Recorded data
= = =

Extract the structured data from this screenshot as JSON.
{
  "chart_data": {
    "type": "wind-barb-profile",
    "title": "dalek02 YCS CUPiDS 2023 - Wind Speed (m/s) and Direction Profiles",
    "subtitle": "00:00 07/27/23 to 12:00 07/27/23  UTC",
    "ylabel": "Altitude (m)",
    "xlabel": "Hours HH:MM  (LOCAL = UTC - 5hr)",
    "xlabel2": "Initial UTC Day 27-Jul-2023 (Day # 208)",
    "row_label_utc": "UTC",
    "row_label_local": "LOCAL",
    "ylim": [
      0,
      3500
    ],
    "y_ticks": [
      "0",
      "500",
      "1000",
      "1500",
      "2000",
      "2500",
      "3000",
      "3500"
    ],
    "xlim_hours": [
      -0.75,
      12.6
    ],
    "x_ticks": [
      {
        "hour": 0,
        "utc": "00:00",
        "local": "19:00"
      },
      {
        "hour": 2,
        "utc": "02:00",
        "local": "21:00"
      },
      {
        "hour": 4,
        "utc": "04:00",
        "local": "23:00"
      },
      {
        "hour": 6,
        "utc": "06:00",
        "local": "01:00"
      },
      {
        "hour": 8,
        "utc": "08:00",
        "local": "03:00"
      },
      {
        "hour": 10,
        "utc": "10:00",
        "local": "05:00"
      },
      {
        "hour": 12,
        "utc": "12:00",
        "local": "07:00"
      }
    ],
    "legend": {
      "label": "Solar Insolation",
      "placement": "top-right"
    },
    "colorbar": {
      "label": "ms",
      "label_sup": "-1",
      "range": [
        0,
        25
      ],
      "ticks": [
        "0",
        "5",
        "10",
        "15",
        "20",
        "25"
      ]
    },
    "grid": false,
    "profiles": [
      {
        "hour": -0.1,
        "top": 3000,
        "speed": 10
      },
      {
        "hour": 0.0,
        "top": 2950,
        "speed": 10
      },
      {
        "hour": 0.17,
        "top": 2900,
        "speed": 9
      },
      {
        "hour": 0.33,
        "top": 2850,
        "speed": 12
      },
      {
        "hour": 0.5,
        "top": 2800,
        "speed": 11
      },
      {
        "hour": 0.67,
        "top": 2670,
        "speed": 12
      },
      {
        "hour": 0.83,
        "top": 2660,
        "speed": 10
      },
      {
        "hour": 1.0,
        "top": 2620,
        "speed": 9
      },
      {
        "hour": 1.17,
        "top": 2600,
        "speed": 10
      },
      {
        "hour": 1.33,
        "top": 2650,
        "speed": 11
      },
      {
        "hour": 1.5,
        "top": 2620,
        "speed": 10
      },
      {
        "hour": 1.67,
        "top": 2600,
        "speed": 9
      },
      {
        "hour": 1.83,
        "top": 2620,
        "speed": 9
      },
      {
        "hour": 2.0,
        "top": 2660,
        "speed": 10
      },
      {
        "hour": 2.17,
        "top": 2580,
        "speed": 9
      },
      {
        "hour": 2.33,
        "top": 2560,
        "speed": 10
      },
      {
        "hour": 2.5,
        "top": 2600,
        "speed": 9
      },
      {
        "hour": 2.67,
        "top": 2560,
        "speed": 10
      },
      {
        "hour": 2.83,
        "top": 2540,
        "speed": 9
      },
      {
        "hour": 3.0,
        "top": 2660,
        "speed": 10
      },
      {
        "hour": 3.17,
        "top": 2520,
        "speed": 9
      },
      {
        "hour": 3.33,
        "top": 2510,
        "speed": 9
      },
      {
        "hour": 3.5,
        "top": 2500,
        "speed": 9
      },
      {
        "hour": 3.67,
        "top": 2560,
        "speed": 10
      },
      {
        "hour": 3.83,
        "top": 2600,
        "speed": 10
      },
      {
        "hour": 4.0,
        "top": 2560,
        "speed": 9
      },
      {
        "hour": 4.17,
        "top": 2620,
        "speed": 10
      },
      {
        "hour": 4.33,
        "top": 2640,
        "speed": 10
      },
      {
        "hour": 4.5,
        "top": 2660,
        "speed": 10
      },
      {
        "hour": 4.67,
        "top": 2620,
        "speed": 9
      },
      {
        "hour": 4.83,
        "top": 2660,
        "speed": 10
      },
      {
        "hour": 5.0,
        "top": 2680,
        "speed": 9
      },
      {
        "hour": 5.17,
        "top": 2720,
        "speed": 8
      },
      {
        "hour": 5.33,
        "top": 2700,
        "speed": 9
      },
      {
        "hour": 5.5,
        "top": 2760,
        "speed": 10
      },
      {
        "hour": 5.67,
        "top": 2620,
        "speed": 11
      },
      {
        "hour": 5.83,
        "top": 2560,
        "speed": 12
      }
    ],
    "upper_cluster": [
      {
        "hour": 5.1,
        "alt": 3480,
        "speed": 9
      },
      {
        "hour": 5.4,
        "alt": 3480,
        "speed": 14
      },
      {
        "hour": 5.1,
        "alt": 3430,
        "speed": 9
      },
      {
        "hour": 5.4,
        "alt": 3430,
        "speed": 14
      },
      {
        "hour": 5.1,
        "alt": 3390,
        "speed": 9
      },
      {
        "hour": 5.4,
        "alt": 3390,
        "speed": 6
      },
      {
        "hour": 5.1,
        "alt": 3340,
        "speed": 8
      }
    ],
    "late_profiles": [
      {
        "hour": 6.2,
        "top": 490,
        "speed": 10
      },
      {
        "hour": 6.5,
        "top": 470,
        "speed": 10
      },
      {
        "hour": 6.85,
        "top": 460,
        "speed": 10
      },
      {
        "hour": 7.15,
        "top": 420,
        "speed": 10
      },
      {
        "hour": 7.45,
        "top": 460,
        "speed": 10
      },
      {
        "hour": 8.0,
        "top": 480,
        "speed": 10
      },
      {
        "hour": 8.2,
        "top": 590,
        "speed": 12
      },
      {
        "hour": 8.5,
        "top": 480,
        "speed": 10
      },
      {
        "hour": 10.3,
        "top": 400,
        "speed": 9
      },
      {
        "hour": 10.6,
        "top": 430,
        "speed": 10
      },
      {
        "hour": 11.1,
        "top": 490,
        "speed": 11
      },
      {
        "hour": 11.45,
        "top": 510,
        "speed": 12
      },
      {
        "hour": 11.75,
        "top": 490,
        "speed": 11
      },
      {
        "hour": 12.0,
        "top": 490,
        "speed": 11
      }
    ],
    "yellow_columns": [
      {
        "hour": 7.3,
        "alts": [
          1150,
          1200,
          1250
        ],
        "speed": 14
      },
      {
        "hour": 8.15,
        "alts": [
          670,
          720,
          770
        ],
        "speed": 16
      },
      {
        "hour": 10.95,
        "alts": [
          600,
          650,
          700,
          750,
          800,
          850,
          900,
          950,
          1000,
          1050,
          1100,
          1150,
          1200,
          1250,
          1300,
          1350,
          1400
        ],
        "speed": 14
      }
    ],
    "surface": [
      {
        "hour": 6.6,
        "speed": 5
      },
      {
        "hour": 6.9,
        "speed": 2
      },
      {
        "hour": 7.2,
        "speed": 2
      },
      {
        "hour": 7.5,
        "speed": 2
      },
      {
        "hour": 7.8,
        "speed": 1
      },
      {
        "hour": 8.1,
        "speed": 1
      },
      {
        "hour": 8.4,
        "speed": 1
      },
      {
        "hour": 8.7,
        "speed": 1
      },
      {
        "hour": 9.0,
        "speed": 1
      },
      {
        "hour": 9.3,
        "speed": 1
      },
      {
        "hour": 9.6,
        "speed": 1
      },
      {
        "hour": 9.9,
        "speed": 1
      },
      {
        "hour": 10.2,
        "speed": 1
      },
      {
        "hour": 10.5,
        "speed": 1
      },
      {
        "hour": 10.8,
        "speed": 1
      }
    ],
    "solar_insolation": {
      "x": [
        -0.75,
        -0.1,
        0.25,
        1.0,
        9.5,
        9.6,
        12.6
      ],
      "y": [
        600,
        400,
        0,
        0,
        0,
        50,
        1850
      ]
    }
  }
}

= = =

__Brief__
Write out all records exactly, keeping every detail.

__Output below__
Extract the structured data from this screenshot as JSON.
{
  "chart_data": {
    "type": "wind-barb-profile",
    "title": "dalek02 YCS CUPiDS 2023 - Wind Speed (m/s) and Direction Profiles",
    "subtitle": "00:00 07/27/23 to 12:00 07/27/23  UTC",
    "ylabel": "Altitude (m)",
    "xlabel": "Hours HH:MM  (LOCAL = UTC - 5hr)",
    "xlabel2": "Initial UTC Day 27-Jul-2023 (Day # 208)",
    "row_label_utc": "UTC",
    "row_label_local": "LOCAL",
    "ylim": [
      0,
      3500
    ],
    "y_ticks": [
      "0",
      "500",
      "1000",
      "1500",
      "2000",
      "2500",
      "3000",
      "3500"
    ],
    "xlim_hours": [
      -0.75,
      12.6
    ],
    "x_ticks": [
      {
        "hour": 0,
        "utc": "00:00",
        "local": "19:00"
      },
      {
        "hour": 2,
        "utc": "02:00",
        "local": "21:00"
      },
      {
        "hour": 4,
        "utc": "04:00",
        "local": "23:00"
      },
      {
        "hour": 6,
        "utc": "06:00",
        "local": "01:00"
      },
      {
        "hour": 8,
        "utc": "08:00",
        "local": "03:00"
      },
      {
        "hour": 10,
        "utc": "10:00",
        "local": "05:00"
      },
      {
        "hour": 12,
        "utc": "12:00",
        "local": "07:00"
      }
    ],
    "legend": {
      "label": "Solar Insolation",
      "placement": "top-right"
    },
    "colorbar": {
      "label": "ms",
      "label_sup": "-1",
      "range": [
        0,
        25
      ],
      "ticks": [
        "0",
        "5",
        "10",
        "15",
        "20",
        "25"
      ]
    },
    "grid": false,
    "profiles": [
      {
        "hour": -0.1,
        "top": 3000,
        "speed": 10
      },
      {
        "hour": 0.0,
        "top": 2950,
        "speed": 10
      },
      {
        "hour": 0.17,
        "top": 2900,
        "speed": 9
      },
      {
        "hour": 0.33,
        "top": 2850,
        "speed": 12
      },
      {
        "hour": 0.5,
        "top": 2800,
        "speed": 11
      },
      {
        "hour": 0.67,
        "top": 2670,
        "speed": 12
      },
      {
        "hour": 0.83,
        "top": 2660,
        "speed": 10
      },
      {
        "hour": 1.0,
        "top": 2620,
        "speed": 9
      },
      {
        "hour": 1.17,
        "top": 2600,
        "speed": 10
      },
      {
        "hour": 1.33,
        "top": 2650,
        "speed": 11
      },
      {
        "hour": 1.5,
        "top": 2620,
        "speed": 10
      },
      {
        "hour": 1.67,
        "top": 2600,
        "speed": 9
      },
      {
        "hour": 1.83,
        "top": 2620,
        "speed": 9
      },
      {
        "hour": 2.0,
        "top": 2660,
        "speed": 10
      },
      {
        "hour": 2.17,
        "top": 2580,
        "speed": 9
      },
      {
        "hour": 2.33,
        "top": 2560,
        "speed": 10
      },
      {
        "hour": 2.5,
        "top": 2600,
        "speed": 9
      },
      {
        "hour": 2.67,
        "top": 2560,
        "speed": 10
      },
      {
        "hour": 2.83,
        "top": 2540,
        "speed": 9
      },
      {
        "hour": 3.0,
        "top": 2660,
        "speed": 10
      },
      {
        "hour": 3.17,
        "top": 2520,
        "speed": 9
      },
      {
        "hour": 3.33,
        "top": 2510,
        "speed": 9
      },
      {
        "hour": 3.5,
        "top": 2500,
        "speed": 9
      },
      {
        "hour": 3.67,
        "top": 2560,
        "speed": 10
      },
      {
        "hour": 3.83,
        "top": 2600,
        "speed": 10
      },
      {
        "hour": 4.0,
        "top": 2560,
        "speed": 9
      },
      {
        "hour": 4.17,
        "top": 2620,
        "speed": 10
      },
      {
        "hour": 4.33,
        "top": 2640,
        "speed": 10
      },
      {
        "hour": 4.5,
        "top": 2660,
        "speed": 10
      },
      {
        "hour": 4.67,
        "top": 2620,
        "speed": 9
      },
      {
        "hour": 4.83,
        "top": 2660,
        "speed": 10
      },
      {
        "hour": 5.0,
        "top": 2680,
        "speed": 9
      },
      {
        "hour": 5.17,
        "top": 2720,
        "speed": 8
      },
      {
        "hour": 5.33,
        "top": 2700,
        "speed": 9
      },
      {
        "hour": 5.5,
        "top": 2760,
        "speed": 10
      },
      {
        "hour": 5.67,
        "top": 2620,
        "speed": 11
      },
      {
        "hour": 5.83,
        "top": 2560,
        "speed": 12
      }
    ],
    "upper_cluster": [
      {
        "hour": 5.1,
        "alt": 3480,
        "speed": 9
      },
      {
        "hour": 5.4,
        "alt": 3480,
        "speed": 14
      },
      {
        "hour": 5.1,
        "alt": 3430,
        "speed": 9
      },
      {
        "hour": 5.4,
        "alt": 3430,
        "speed": 14
      },
      {
        "hour": 5.1,
        "alt": 3390,
        "speed": 9
      },
      {
        "hour": 5.4,
        "alt": 3390,
        "speed": 6
      },
      {
        "hour": 5.1,
        "alt": 3340,
        "speed": 8
      }
    ],
    "late_profiles": [
      {
        "hour": 6.2,
        "top": 490,
        "speed": 10
      },
      {
        "hour": 6.5,
        "top": 470,
        "speed": 10
      },
      {
        "hour": 6.85,
        "top": 460,
        "speed": 10
      },
      {
        "hour": 7.15,
        "top": 420,
        "speed": 10
      },
      {
        "hour": 7.45,
        "top": 460,
        "speed": 10
      },
      {
        "hour": 8.0,
        "top": 480,
        "speed": 10
      },
      {
        "hour": 8.2,
        "top": 590,
        "speed": 12
      },
      {
        "hour": 8.5,
        "top": 480,
        "speed": 10
      },
      {
        "hour": 10.3,
        "top": 400,
        "speed": 9
      },
      {
        "hour": 10.6,
        "top": 430,
        "speed": 10
      },
      {
        "hour": 11.1,
        "top": 490,
        "speed": 11
      },
      {
        "hour": 11.45,
        "top": 510,
        "speed": 12
      },
      {
        "hour": 11.75,
        "top": 490,
        "speed": 11
      },
      {
        "hour": 12.0,
        "top": 490,
        "speed": 11
      }
    ],
    "yellow_columns": [
      {
        "hour": 7.3,
        "alts": [
          1150,
          1200,
          1250
        ],
        "speed": 14
      },
      {
        "hour": 8.15,
        "alts": [
          670,
          720,
          770
        ],
        "speed": 16
      },
      {
        "hour": 10.95,
        "alts": [
          600,
          650,
          700,
          750,
          800,
          850,
          900,
          950,
          1000,
          1050,
          1100,
          1150,
          1200,
          1250,
          1300,
          1350,
          1400
        ],
        "speed": 14
      }
    ],
    "surface": [
      {
        "hour": 6.6,
        "speed": 5
      },
      {
        "hour": 6.9,
        "speed": 2
      },
      {
        "hour": 7.2,
        "speed": 2
      },
      {
        "hour": 7.5,
        "speed": 2
      },
      {
        "hour": 7.8,
        "speed": 1
      },
      {
        "hour": 8.1,
        "speed": 1
      },
      {
        "hour": 8.4,
        "speed": 1
      },
      {
        "hour": 8.7,
        "speed": 1
      },
      {
        "hour": 9.0,
        "speed": 1
      },
      {
        "hour": 9.3,
        "speed": 1
      },
      {
        "hour": 9.6,
        "speed": 1
      },
      {
        "hour": 9.9,
        "speed": 1
      },
      {
        "hour": 10.2,
        "speed": 1
      },
      {
        "hour": 10.5,
        "speed": 1
      },
      {
        "hour": 10.8,
        "speed": 1
      }
    ],
    "solar_insolation": {
      "x": [
        -0.75,
        -0.1,
        0.25,
        1.0,
        9.5,
        9.6,
        12.6
      ],
      "y": [
        600,
        400,
        0,
        0,
        0,
        50,
        1850
      ]
    }
  }
}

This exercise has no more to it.